> [Rows from a figure dataset]:
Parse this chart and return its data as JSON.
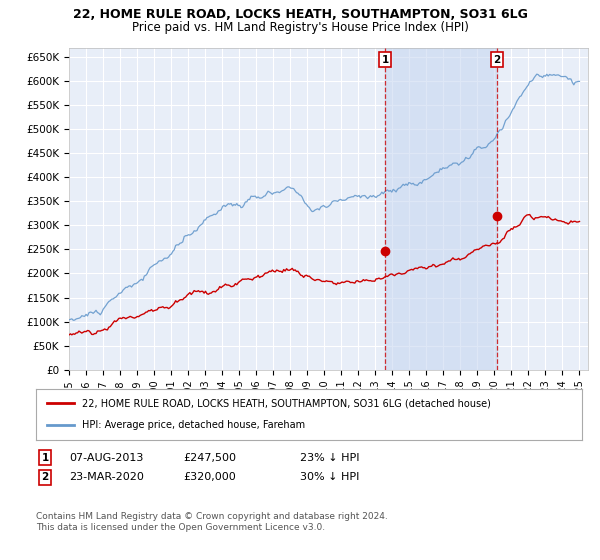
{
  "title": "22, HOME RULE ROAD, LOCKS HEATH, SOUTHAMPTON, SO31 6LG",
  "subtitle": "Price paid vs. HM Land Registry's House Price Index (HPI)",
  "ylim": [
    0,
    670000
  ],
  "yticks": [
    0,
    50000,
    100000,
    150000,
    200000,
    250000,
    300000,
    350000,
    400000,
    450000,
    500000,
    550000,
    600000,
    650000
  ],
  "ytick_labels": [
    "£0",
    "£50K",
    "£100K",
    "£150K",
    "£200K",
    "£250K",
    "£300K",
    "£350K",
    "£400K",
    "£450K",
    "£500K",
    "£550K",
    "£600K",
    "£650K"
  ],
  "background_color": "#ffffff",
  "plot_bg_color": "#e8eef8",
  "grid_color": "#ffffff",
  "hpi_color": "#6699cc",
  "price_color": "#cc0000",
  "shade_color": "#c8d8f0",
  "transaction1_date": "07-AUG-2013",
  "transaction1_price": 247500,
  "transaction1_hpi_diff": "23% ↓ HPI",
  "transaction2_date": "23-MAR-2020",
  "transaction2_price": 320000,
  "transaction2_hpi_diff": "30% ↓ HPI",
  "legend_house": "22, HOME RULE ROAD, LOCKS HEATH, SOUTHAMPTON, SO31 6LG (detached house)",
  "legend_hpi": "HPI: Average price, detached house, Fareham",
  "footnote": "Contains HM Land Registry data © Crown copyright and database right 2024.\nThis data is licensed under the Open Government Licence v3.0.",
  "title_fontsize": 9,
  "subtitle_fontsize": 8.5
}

---

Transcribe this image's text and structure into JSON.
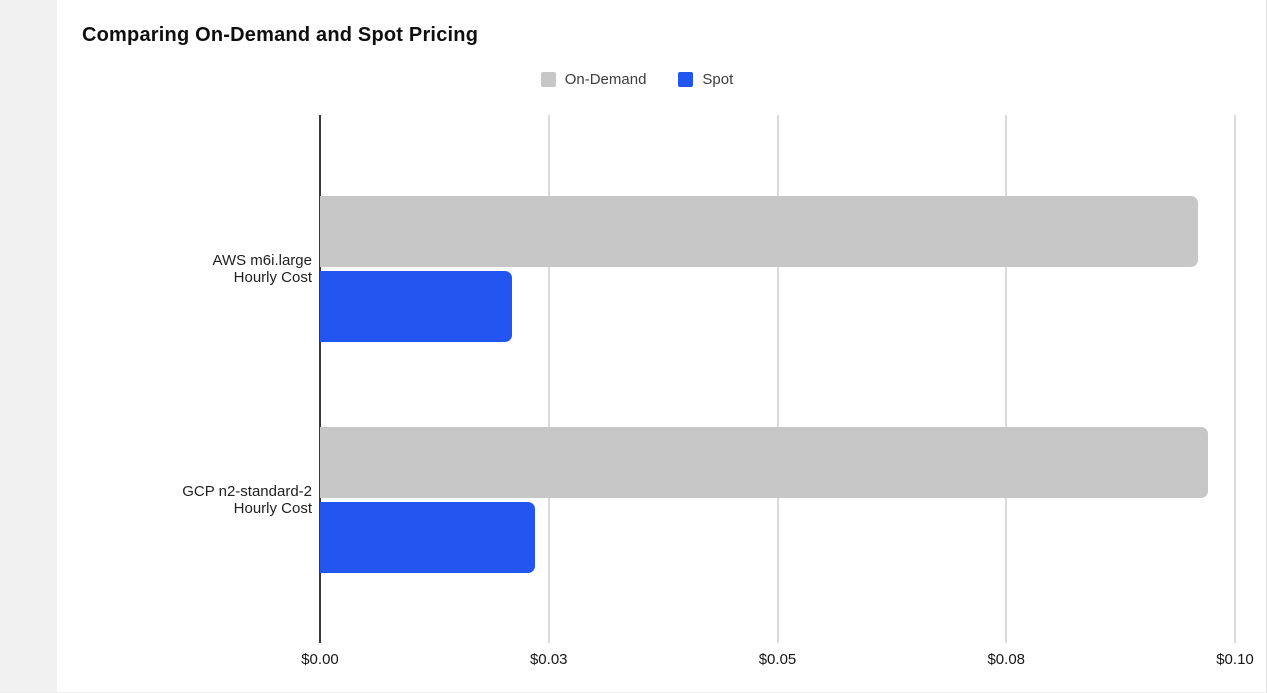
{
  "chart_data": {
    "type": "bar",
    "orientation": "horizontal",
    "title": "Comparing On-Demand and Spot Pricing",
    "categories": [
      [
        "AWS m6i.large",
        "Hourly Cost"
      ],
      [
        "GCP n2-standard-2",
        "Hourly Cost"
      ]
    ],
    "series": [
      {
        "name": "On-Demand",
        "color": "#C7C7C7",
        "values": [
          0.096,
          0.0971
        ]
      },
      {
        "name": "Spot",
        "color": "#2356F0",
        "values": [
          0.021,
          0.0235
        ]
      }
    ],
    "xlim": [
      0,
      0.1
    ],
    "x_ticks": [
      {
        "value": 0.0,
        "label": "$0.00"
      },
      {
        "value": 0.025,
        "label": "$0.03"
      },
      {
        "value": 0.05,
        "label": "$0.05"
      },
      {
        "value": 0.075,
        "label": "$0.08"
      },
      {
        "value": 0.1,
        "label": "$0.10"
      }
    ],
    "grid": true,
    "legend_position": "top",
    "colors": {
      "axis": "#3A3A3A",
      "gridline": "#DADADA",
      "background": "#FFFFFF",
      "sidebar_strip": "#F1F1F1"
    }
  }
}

> [TASK GOAL]: Find each line holding the string "Land" and copy it out.

> [RESULT]:
  "subtitle": "Price paid vs. HM Land Registry's House Price Index (HPI)",
  "footnote": "Contains HM Land Registry data © Crown copyright and database right 2024.\nThis data is licensed under the Open Government Licence v3.0.",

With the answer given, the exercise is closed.